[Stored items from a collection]
◇ ◇ ◇

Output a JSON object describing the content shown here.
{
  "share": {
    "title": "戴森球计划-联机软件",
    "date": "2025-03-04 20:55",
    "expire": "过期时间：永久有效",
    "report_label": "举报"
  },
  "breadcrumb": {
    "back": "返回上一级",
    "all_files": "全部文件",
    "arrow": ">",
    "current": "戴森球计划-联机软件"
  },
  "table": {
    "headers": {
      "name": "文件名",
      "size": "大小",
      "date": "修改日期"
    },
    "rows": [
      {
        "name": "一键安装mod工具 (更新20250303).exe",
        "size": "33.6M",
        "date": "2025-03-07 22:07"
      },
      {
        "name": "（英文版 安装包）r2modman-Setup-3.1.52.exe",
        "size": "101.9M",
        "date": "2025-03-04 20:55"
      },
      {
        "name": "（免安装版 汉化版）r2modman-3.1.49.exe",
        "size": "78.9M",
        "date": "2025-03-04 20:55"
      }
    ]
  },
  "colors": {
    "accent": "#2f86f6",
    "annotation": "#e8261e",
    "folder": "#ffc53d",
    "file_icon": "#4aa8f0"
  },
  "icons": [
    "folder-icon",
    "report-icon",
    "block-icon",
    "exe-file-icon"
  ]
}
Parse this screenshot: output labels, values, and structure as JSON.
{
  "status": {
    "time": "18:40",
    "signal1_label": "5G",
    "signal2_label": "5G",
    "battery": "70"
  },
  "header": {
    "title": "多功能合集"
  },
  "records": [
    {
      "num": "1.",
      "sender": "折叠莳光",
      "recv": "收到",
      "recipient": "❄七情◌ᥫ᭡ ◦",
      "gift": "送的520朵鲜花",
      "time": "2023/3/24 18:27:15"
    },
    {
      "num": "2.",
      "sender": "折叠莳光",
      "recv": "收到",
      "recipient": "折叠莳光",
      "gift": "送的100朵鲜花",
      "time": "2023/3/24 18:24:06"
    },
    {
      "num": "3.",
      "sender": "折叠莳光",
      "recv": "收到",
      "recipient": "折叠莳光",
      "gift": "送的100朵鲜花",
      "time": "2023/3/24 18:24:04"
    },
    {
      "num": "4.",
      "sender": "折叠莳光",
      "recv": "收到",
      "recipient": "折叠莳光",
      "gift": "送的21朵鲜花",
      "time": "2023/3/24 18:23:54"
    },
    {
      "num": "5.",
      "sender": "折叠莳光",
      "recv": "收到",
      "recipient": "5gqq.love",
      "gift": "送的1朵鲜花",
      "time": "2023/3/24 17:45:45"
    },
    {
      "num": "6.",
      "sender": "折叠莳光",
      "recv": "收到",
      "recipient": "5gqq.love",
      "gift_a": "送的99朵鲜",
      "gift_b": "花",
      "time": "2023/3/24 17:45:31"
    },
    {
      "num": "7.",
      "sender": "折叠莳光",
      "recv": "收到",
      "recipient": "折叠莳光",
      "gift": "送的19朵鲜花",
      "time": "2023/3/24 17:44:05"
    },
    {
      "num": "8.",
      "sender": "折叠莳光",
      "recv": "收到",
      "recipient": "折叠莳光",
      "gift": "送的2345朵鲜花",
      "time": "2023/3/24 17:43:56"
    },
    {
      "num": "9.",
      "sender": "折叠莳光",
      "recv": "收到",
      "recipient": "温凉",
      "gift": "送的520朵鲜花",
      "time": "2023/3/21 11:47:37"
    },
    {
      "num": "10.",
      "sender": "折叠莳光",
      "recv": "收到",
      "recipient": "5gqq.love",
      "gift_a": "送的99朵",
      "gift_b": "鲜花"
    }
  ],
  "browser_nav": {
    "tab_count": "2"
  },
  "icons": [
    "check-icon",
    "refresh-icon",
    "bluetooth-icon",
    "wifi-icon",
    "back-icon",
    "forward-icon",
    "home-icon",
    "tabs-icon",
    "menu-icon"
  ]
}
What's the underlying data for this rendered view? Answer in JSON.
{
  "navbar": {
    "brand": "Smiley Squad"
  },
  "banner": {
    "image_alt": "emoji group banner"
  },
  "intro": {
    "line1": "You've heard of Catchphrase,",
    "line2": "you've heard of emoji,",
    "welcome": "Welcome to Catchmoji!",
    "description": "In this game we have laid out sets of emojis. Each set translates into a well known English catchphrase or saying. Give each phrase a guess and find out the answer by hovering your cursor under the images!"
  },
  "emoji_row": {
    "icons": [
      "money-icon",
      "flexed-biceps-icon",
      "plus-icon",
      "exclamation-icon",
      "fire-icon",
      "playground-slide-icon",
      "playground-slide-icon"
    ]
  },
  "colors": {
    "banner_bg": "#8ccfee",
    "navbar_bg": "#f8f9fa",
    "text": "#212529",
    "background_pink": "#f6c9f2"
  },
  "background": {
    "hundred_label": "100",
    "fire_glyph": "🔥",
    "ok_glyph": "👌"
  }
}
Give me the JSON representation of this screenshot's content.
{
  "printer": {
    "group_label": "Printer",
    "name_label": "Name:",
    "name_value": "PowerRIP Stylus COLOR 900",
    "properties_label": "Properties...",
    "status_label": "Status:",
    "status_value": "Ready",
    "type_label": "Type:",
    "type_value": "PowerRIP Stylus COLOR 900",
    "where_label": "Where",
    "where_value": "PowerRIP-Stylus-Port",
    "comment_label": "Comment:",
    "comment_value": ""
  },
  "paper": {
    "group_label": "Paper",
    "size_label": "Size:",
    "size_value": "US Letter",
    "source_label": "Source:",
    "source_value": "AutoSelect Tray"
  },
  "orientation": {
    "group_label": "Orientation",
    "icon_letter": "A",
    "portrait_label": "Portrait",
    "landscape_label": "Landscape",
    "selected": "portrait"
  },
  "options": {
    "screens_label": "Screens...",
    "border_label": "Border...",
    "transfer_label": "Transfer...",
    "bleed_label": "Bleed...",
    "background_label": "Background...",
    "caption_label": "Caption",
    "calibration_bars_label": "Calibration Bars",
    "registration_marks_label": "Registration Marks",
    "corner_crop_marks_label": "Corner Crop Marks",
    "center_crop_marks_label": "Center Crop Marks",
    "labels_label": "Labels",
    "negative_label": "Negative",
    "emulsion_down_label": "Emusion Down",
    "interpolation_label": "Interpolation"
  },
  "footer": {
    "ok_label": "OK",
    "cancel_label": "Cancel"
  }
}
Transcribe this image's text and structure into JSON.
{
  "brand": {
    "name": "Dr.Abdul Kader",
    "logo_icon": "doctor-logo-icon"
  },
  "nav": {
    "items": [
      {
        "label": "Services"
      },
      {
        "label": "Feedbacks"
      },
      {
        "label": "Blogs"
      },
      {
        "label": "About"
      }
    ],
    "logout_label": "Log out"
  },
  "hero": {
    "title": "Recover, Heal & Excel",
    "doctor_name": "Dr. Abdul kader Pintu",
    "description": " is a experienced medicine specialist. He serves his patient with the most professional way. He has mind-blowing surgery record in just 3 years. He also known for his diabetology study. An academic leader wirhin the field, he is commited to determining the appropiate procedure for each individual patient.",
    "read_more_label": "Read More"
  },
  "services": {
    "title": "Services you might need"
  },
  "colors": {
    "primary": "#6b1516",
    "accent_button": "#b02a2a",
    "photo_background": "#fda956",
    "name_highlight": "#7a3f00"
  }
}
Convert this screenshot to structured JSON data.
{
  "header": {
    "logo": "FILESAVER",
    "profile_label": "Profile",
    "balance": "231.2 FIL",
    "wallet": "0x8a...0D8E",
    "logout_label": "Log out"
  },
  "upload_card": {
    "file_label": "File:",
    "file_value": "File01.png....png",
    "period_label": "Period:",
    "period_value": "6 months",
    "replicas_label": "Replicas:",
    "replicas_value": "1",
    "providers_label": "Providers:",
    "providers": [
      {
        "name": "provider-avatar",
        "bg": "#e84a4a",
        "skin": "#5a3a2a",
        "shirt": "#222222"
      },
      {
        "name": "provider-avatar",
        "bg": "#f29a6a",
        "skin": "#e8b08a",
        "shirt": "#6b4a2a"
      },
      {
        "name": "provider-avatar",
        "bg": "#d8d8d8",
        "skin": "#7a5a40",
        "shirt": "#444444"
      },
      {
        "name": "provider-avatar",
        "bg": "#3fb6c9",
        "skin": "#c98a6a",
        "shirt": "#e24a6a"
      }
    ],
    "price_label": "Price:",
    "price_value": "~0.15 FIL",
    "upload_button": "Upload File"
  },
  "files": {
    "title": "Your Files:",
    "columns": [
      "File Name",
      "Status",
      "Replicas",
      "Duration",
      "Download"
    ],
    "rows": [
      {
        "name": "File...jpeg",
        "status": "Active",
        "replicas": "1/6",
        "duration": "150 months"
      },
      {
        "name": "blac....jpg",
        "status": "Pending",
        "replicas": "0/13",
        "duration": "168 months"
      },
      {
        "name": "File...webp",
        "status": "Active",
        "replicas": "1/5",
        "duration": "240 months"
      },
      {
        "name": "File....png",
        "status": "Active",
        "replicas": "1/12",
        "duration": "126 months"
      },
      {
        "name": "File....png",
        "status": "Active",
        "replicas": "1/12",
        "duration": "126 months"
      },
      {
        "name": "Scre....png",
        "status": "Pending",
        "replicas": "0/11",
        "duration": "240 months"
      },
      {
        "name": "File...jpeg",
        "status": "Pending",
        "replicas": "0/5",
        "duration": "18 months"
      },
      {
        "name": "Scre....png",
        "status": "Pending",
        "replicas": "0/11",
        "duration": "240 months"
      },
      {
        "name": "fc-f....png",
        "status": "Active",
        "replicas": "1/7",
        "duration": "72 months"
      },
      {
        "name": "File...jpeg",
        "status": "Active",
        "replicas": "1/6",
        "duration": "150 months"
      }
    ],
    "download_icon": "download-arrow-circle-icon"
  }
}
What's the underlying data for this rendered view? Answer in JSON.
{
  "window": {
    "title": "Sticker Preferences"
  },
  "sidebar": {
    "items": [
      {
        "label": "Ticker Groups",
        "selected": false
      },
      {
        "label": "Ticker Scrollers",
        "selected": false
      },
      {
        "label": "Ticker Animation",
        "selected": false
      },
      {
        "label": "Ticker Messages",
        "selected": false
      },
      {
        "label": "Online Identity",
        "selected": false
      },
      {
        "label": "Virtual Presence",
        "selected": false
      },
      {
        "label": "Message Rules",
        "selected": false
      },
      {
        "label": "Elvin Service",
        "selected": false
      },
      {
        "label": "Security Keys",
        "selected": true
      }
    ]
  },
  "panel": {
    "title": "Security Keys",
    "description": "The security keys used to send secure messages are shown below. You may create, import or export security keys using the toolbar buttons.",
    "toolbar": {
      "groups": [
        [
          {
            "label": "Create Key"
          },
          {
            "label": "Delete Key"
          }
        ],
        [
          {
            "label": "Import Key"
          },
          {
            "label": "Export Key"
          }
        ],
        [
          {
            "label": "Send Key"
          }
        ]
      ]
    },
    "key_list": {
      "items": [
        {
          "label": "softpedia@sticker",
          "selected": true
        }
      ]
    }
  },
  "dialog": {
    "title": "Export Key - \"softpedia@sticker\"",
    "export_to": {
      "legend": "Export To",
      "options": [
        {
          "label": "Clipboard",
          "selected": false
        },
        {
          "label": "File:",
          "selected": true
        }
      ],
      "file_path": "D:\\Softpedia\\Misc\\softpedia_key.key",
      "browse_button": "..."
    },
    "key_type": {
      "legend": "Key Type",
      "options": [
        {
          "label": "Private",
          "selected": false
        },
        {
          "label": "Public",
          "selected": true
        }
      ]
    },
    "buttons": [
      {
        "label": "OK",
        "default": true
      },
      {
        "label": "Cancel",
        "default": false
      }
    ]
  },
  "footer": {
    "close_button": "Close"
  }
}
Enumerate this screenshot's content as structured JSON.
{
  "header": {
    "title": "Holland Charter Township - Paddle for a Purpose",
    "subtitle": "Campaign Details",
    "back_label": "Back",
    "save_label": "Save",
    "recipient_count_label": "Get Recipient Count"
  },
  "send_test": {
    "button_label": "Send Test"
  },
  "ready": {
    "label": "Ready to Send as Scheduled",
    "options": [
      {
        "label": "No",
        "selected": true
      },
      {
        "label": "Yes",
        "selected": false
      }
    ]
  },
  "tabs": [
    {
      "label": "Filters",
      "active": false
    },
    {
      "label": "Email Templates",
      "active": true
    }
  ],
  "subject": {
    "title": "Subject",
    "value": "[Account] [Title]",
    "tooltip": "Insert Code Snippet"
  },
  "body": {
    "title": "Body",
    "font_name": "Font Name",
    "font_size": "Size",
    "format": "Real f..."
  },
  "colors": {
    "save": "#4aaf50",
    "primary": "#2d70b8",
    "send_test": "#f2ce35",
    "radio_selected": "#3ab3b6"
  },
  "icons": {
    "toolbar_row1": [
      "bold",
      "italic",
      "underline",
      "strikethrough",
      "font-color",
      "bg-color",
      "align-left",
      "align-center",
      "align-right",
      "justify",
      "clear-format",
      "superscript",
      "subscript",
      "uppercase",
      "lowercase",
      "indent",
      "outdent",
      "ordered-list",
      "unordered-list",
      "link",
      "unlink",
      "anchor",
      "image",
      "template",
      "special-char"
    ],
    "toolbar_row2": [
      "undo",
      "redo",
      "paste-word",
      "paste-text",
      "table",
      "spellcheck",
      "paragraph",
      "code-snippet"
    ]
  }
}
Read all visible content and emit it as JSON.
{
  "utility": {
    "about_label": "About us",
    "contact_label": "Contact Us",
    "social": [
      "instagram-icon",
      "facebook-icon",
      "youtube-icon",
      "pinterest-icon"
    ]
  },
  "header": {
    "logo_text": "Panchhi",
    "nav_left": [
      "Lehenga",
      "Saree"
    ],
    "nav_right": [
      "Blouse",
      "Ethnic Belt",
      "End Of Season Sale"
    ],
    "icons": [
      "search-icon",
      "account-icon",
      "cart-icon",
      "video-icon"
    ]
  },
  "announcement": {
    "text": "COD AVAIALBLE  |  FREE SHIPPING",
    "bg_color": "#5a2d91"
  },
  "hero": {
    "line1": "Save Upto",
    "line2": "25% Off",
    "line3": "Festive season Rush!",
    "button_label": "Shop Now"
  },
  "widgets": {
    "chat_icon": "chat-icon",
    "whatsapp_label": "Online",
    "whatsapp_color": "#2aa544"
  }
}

◇ ◇ ◇

= Aim =
Examine the records and pull out every line where the string "each" occurs.

= Solution to this task =
    "description": "In this game we have laid out sets of emojis. Each set translates into a well known English catchphrase or saying. Give each phrase a guess and find out the answer by hovering your cursor under the images!"
    "description": " is a experienced medicine specialist. He serves his patient with the most professional way. He has mind-blowing surgery record in just 3 years. He also known for his diabetology study. An academic leader wirhin the field, he is commited to determining the appropiate procedure for each individual patient.",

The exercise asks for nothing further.